--- Start MATERIAL PROVIDED ---

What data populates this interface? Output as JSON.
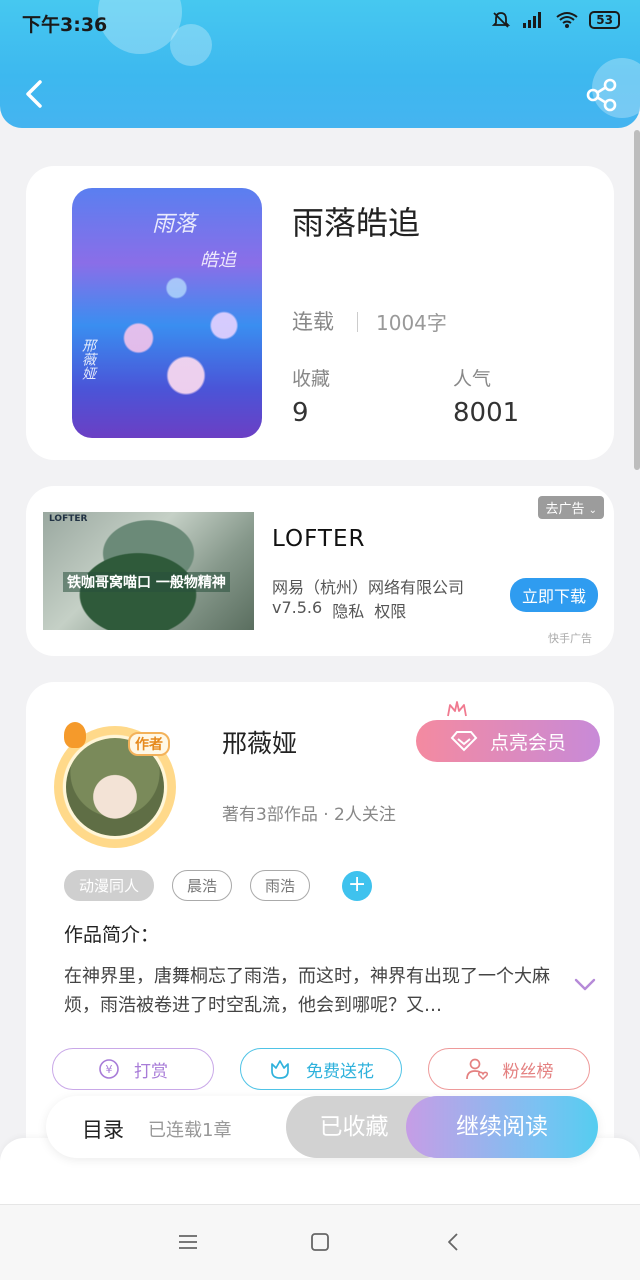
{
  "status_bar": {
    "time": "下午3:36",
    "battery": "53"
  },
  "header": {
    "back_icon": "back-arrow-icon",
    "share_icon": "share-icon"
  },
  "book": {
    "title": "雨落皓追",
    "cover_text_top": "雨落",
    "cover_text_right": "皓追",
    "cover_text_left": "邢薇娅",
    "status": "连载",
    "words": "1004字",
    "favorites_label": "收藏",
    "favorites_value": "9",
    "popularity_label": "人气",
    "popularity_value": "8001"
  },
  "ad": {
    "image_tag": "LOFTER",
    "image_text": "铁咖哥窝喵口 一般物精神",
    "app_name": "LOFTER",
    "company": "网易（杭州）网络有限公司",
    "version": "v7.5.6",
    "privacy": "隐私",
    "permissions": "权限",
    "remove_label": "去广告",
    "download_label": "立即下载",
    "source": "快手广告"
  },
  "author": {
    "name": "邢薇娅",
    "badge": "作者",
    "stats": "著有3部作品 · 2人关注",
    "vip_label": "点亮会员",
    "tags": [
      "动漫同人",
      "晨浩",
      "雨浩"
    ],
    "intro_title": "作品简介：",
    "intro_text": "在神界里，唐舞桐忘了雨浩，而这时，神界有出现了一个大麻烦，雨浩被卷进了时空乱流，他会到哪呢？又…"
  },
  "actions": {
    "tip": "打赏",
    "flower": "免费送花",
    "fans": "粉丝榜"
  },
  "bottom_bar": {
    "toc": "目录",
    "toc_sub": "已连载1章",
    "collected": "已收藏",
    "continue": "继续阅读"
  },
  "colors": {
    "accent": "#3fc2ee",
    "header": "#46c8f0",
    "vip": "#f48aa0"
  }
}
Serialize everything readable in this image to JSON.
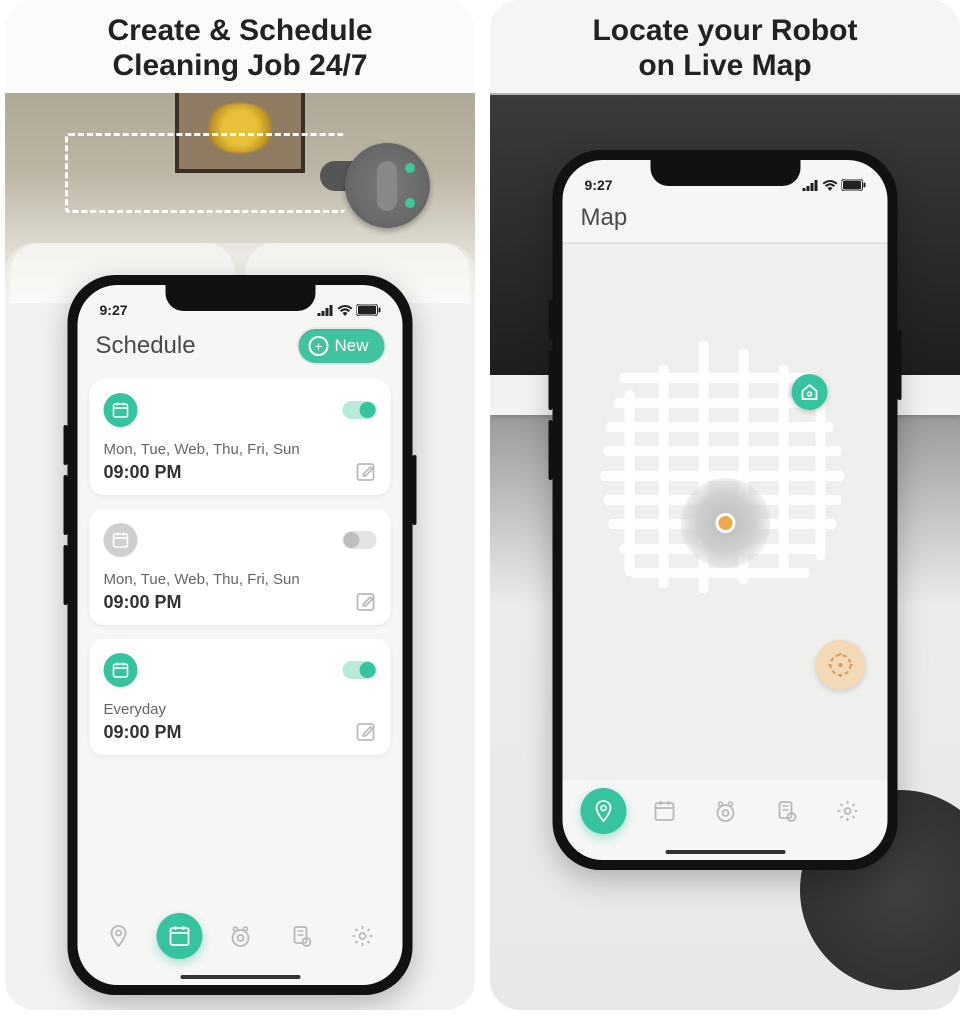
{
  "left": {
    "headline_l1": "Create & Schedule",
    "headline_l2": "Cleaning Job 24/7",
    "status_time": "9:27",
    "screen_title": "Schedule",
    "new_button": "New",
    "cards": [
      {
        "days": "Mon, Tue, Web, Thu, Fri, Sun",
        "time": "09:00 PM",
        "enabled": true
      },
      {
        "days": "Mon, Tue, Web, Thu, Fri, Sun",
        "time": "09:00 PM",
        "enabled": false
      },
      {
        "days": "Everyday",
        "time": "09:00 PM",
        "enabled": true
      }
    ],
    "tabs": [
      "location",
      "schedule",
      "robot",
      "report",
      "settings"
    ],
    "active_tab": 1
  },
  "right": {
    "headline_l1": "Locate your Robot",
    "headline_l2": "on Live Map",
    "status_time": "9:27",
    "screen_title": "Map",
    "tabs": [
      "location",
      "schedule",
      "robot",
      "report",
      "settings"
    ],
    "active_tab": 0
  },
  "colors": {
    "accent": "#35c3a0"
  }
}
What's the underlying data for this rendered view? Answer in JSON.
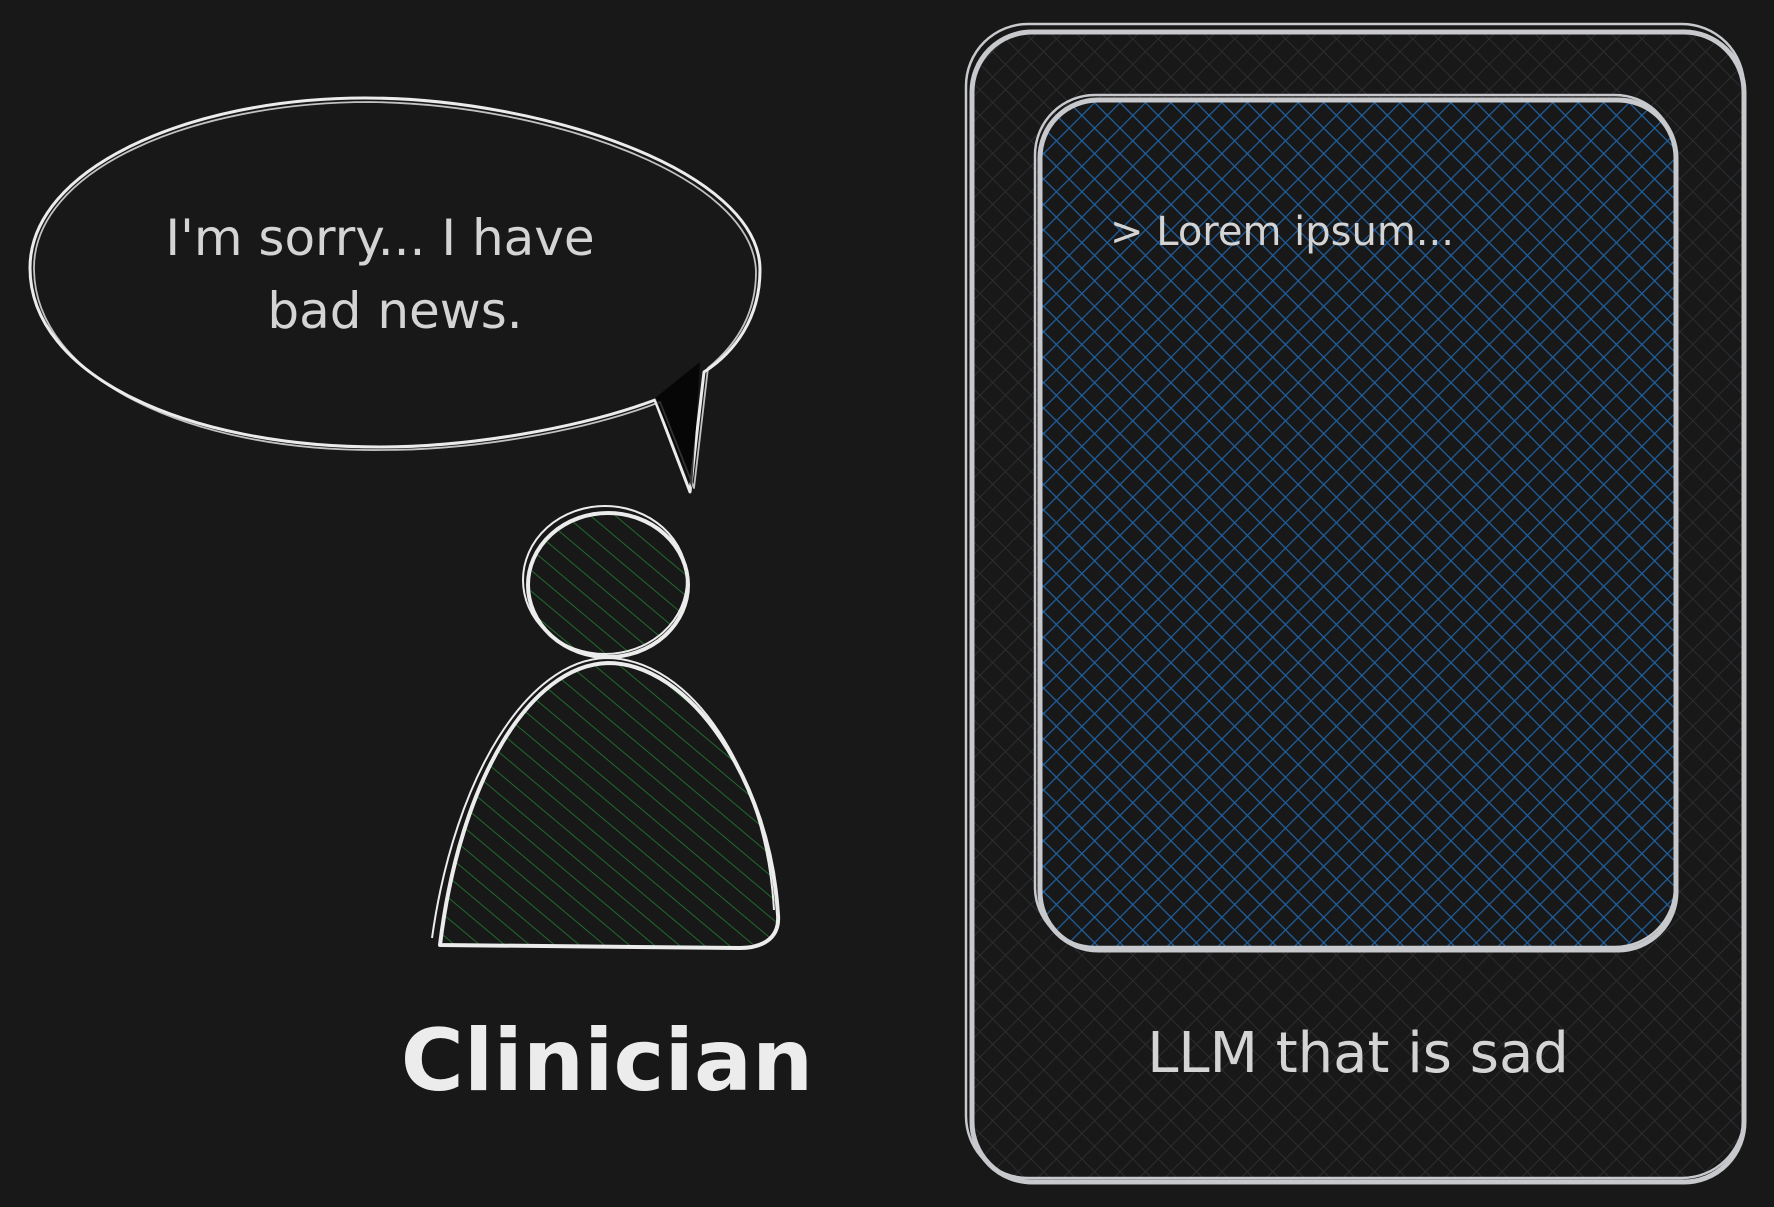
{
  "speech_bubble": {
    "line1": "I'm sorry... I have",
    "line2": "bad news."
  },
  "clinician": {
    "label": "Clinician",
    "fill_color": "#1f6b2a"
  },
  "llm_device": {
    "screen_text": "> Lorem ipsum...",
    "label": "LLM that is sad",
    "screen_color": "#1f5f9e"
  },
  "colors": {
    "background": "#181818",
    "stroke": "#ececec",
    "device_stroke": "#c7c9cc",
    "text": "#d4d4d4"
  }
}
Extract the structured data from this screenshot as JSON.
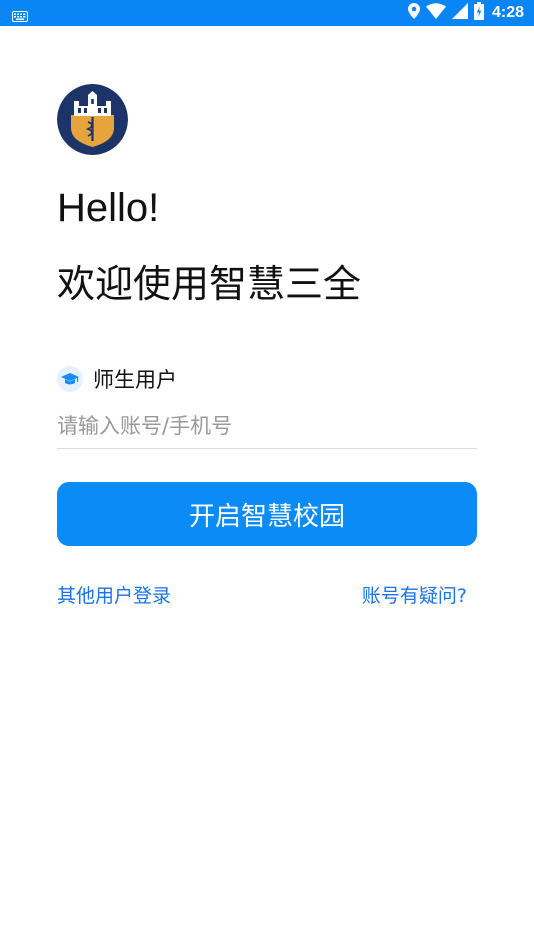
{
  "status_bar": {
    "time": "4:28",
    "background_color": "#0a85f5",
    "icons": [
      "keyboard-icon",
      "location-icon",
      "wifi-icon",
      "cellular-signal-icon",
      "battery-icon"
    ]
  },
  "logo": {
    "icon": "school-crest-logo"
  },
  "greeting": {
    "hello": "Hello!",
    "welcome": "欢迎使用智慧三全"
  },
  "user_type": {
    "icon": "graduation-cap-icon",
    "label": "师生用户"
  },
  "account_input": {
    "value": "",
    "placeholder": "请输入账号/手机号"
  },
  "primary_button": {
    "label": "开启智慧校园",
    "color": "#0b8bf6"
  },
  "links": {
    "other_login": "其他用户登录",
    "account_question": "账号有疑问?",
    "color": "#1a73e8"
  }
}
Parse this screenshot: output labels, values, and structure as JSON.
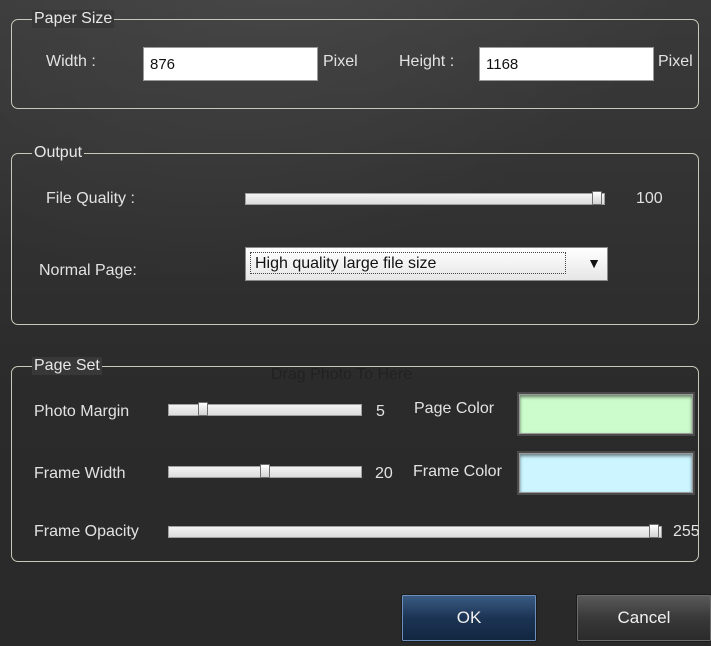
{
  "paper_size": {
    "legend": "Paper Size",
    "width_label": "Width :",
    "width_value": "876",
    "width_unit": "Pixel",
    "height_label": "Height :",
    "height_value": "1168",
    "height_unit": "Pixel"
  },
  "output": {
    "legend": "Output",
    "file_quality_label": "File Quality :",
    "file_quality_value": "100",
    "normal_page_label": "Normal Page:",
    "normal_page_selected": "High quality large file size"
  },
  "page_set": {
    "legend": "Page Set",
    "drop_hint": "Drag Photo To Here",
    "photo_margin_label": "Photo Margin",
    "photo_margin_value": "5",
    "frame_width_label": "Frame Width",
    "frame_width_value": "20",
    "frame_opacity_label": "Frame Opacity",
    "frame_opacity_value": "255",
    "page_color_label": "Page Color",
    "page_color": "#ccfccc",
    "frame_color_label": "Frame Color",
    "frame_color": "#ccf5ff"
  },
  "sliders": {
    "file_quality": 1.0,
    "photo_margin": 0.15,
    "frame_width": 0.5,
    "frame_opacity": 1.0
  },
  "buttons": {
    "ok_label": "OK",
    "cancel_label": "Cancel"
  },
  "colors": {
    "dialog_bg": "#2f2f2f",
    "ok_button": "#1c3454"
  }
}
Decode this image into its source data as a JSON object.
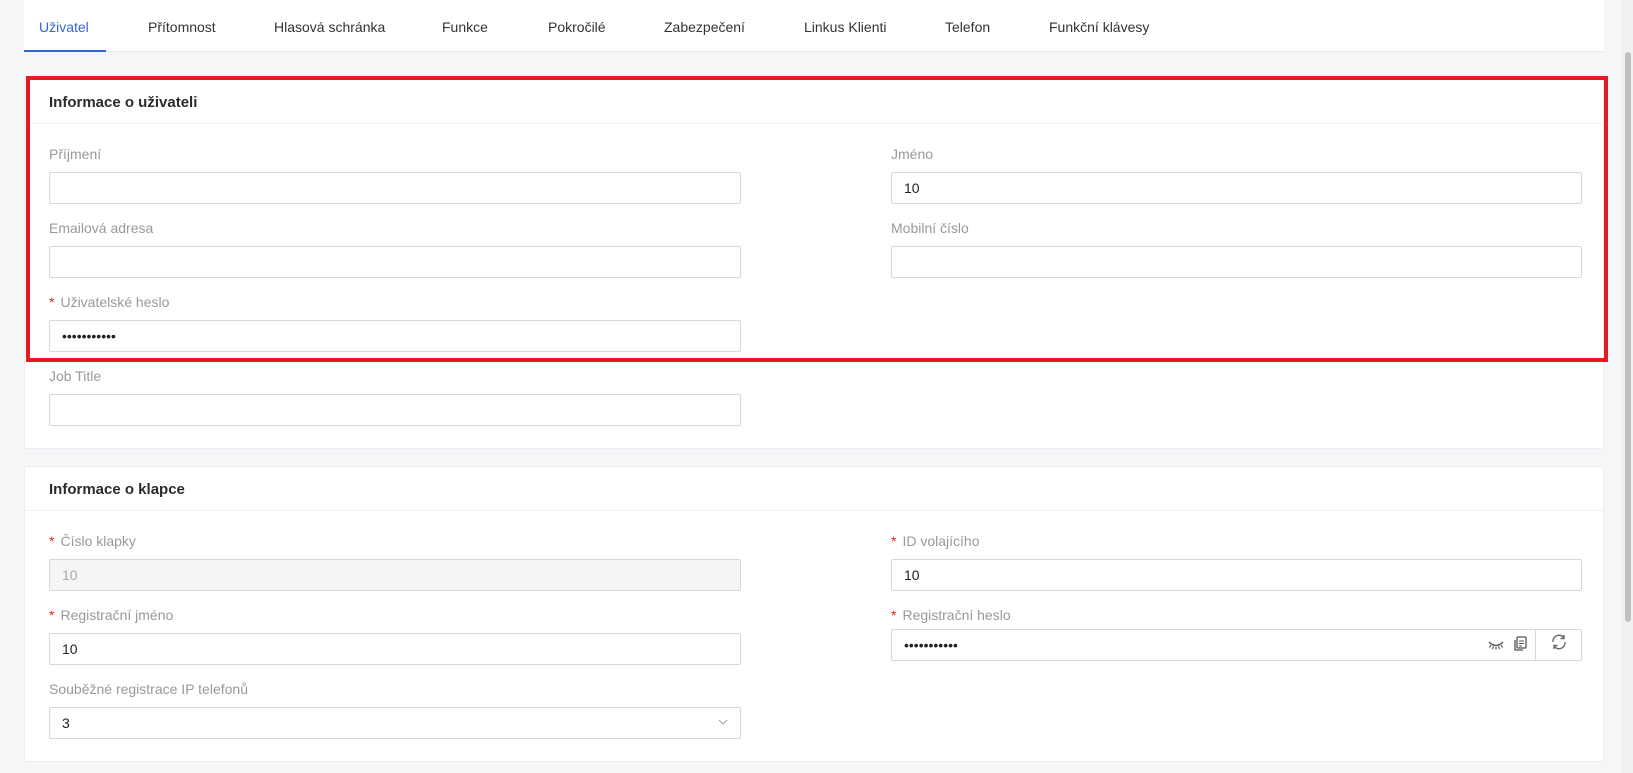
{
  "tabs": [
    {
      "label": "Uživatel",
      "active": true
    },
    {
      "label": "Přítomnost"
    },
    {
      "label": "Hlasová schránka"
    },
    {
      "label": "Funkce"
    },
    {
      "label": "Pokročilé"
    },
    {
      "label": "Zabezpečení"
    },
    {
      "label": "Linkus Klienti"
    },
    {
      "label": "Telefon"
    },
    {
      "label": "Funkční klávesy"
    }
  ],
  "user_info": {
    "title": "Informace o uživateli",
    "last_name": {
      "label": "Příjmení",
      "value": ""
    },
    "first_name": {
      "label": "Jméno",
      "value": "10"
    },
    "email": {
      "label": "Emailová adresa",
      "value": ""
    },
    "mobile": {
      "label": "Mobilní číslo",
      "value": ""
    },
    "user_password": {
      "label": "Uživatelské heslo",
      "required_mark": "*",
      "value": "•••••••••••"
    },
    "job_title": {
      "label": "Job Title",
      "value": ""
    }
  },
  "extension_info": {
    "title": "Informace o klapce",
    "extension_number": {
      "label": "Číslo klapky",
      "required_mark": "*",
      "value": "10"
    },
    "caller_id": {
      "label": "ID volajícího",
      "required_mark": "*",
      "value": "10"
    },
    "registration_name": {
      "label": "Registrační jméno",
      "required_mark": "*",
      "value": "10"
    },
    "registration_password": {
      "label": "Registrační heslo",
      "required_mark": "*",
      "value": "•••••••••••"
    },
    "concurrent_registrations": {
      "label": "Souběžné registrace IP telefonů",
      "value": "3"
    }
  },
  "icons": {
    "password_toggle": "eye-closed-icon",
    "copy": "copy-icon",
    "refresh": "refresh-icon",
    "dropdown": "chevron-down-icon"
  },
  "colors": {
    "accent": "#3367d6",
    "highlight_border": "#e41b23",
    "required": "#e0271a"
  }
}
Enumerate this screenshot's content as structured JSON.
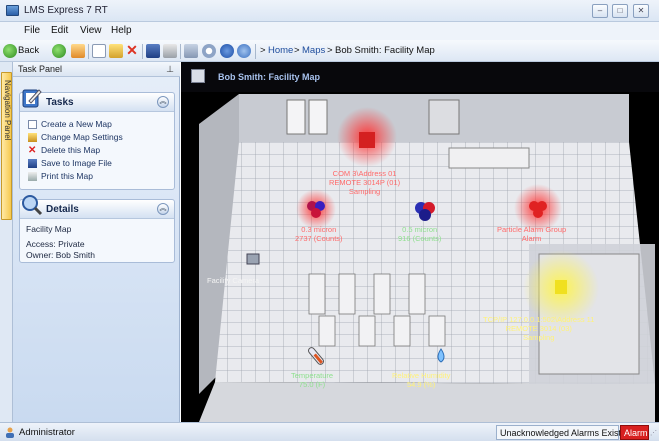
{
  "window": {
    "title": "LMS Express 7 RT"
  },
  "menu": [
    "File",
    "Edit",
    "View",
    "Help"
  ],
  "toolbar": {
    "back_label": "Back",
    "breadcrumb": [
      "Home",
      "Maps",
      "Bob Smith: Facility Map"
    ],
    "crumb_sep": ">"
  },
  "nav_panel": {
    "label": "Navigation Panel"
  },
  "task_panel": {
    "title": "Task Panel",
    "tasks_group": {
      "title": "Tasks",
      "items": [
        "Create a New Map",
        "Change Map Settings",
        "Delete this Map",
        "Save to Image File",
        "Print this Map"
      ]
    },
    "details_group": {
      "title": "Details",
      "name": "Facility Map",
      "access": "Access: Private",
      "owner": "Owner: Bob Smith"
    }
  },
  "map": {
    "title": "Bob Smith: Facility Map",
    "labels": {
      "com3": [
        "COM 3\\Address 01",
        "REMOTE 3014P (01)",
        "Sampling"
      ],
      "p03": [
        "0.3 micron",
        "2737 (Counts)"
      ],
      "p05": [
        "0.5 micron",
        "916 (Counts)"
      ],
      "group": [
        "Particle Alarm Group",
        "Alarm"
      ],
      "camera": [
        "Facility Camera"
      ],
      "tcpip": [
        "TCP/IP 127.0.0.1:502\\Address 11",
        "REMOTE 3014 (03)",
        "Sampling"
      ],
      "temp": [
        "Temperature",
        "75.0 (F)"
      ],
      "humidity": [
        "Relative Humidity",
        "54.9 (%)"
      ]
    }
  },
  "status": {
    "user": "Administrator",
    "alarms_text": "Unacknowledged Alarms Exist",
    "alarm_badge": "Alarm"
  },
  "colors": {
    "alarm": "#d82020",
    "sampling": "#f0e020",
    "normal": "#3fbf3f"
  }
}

--- End MATERIAL PROVIDED ---

» REQUIRED TASK:
Go through the material line by line. Show each line that contains the string "data".

» RESULT OF THIS TASK:
What data populates this interface? Output as JSON.
What's the underlying data for this rendered view? Answer in JSON.
Extract the structured data from this screenshot as JSON.
Decode this image into its source data as a JSON object.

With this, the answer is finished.